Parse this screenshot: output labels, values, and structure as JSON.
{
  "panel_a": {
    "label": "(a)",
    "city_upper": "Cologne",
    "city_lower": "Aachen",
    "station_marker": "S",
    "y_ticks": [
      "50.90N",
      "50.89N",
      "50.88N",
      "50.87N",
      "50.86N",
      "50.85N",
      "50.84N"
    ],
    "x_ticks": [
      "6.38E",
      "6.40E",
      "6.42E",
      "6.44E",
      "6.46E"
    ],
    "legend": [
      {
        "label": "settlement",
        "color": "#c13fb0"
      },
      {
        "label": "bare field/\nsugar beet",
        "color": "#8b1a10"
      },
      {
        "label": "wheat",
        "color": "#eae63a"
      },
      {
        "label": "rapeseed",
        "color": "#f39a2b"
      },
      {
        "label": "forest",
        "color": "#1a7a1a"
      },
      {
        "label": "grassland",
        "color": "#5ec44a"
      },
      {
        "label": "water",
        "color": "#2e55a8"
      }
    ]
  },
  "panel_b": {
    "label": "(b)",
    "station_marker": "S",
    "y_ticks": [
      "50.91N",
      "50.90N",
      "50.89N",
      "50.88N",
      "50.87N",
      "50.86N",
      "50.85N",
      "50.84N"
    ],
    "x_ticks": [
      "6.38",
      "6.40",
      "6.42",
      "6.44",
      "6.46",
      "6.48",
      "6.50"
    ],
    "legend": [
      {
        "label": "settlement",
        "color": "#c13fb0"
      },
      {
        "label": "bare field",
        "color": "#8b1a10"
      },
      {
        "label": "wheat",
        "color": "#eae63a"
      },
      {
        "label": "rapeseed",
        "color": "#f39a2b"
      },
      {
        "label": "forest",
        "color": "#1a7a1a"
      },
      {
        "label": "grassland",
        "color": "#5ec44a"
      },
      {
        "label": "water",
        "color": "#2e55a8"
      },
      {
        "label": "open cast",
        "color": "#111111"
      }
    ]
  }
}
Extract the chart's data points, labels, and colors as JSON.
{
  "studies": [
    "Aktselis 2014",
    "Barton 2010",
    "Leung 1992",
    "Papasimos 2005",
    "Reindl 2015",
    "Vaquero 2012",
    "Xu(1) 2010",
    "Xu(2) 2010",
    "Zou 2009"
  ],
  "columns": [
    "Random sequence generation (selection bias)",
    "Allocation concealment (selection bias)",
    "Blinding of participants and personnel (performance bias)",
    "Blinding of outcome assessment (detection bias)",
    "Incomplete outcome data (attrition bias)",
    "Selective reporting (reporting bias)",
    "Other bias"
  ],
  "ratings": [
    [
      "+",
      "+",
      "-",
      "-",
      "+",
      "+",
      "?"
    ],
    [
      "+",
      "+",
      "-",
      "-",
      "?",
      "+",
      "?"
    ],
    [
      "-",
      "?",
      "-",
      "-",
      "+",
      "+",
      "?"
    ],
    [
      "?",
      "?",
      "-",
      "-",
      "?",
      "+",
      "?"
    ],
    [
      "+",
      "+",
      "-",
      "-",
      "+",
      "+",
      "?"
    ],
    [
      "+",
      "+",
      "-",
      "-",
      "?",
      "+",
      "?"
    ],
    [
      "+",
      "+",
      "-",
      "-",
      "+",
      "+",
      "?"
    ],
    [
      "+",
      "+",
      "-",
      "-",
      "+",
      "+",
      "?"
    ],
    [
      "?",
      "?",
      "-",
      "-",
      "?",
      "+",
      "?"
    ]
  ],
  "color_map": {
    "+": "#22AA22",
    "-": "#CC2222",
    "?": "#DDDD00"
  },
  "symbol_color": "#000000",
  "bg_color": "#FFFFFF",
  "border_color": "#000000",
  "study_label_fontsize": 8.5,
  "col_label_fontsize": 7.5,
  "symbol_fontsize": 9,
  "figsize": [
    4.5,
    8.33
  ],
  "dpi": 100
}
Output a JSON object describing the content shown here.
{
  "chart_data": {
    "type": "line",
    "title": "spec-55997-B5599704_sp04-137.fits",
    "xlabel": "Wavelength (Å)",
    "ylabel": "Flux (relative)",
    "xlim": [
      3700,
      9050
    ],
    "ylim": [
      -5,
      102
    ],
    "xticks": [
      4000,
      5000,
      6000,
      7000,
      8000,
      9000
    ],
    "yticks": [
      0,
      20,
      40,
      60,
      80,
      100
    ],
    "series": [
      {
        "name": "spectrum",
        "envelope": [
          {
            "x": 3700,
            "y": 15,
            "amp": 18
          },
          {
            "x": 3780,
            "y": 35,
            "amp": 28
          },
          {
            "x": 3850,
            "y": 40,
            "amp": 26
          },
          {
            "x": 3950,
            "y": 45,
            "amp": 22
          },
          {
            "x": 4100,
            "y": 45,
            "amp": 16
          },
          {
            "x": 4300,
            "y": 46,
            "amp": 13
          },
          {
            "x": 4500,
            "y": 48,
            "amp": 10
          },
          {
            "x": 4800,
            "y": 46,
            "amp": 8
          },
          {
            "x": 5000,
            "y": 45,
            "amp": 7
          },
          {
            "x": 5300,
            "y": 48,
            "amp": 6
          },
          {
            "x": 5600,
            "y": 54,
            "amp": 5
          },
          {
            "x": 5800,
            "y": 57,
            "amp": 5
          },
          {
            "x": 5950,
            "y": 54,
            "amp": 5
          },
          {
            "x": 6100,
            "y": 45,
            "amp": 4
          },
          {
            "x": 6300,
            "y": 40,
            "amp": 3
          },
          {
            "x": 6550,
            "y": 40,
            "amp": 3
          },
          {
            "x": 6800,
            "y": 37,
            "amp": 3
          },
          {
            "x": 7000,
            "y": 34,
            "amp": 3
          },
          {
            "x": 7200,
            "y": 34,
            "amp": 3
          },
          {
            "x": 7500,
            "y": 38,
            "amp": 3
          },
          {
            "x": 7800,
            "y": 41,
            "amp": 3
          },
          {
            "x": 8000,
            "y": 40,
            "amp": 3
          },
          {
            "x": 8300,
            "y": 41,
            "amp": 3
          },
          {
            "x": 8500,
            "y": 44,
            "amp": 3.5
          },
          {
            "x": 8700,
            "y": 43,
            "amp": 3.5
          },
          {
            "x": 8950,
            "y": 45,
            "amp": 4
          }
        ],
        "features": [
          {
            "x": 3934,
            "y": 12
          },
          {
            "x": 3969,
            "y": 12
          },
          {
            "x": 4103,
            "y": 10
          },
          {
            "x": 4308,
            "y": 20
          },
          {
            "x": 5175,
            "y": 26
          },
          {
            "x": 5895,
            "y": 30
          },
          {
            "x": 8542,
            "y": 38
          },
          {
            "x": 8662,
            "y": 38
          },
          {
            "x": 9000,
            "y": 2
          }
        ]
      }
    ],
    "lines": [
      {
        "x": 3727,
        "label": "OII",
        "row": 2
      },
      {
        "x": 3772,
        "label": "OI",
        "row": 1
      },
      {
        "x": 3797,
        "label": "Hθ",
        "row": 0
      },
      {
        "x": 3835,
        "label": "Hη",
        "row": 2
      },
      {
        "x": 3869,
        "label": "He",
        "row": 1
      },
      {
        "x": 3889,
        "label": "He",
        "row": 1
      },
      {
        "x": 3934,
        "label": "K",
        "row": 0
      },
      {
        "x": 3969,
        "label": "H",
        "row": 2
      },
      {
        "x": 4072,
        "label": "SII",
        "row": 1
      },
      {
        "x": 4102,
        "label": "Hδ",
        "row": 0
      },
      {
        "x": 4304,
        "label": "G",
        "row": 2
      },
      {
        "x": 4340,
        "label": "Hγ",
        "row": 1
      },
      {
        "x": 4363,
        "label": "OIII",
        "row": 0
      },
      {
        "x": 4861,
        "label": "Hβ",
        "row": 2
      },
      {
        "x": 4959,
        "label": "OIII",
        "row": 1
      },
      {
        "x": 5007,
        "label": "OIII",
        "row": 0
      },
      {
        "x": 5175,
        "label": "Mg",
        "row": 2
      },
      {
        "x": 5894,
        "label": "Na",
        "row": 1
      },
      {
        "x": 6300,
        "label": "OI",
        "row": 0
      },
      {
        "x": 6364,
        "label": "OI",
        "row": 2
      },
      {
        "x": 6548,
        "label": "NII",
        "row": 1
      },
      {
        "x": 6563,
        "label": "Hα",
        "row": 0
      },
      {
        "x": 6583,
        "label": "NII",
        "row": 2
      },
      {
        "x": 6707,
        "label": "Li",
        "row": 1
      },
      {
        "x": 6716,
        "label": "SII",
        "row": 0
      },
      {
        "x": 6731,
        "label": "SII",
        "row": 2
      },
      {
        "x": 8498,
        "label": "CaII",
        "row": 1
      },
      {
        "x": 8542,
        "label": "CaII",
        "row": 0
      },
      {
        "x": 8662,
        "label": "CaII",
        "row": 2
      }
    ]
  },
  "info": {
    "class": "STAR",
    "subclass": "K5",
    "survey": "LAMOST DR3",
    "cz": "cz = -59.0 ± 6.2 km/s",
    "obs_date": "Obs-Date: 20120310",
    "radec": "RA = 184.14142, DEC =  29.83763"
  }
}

# [TASK INSTRUCTIONS]
State how many lines include the string "bias", and nothing more.

# [WRITTEN RESPONSE]
7